#### What to do
Using the records that follow, copy every line containing the word "virtuelle".

### Data entries ###

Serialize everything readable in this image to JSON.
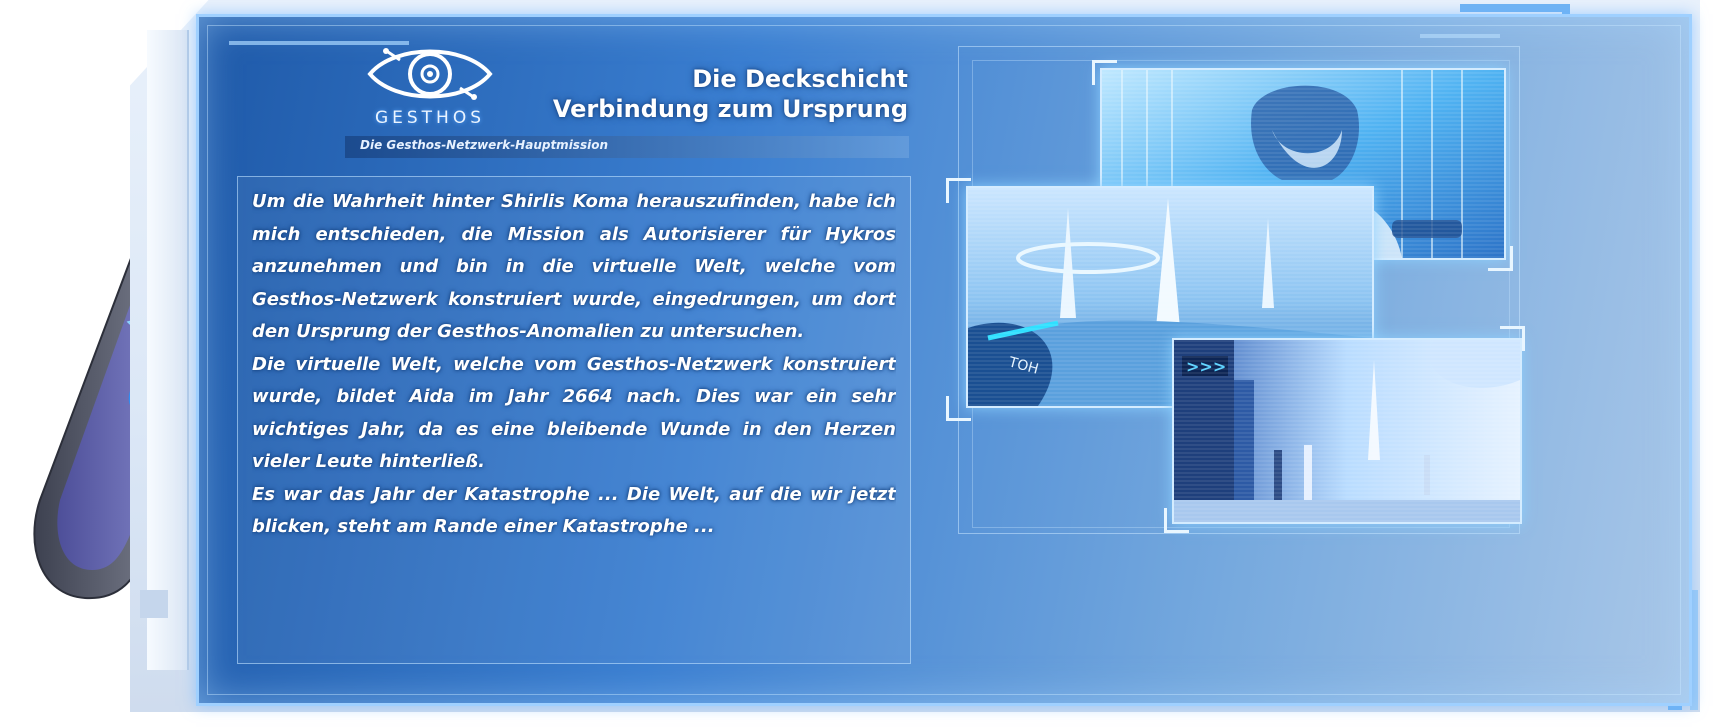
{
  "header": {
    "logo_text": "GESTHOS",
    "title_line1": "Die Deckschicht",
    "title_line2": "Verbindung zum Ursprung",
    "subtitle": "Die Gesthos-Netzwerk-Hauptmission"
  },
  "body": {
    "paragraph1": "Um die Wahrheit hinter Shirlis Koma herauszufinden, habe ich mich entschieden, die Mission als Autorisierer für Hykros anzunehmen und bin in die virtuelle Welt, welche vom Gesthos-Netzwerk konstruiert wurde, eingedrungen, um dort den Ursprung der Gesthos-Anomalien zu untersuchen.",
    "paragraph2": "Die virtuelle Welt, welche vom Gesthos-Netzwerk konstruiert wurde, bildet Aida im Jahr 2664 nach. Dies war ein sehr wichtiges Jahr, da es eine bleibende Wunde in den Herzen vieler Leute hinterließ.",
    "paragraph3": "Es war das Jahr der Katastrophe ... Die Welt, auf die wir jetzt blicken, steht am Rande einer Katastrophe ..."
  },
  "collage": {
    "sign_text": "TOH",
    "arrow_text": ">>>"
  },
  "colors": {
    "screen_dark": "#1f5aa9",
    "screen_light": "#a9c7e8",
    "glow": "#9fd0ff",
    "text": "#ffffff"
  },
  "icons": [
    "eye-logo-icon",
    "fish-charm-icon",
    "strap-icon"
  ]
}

###

#### Correct answer
    "paragraph1": "Um die Wahrheit hinter Shirlis Koma herauszufinden, habe ich mich entschieden, die Mission als Autorisierer für Hykros anzunehmen und bin in die virtuelle Welt, welche vom Gesthos-Netzwerk konstruiert wurde, eingedrungen, um dort den Ursprung der Gesthos-Anomalien zu untersuchen.",
    "paragraph2": "Die virtuelle Welt, welche vom Gesthos-Netzwerk konstruiert wurde, bildet Aida im Jahr 2664 nach. Dies war ein sehr wichtiges Jahr, da es eine bleibende Wunde in den Herzen vieler Leute hinterließ.",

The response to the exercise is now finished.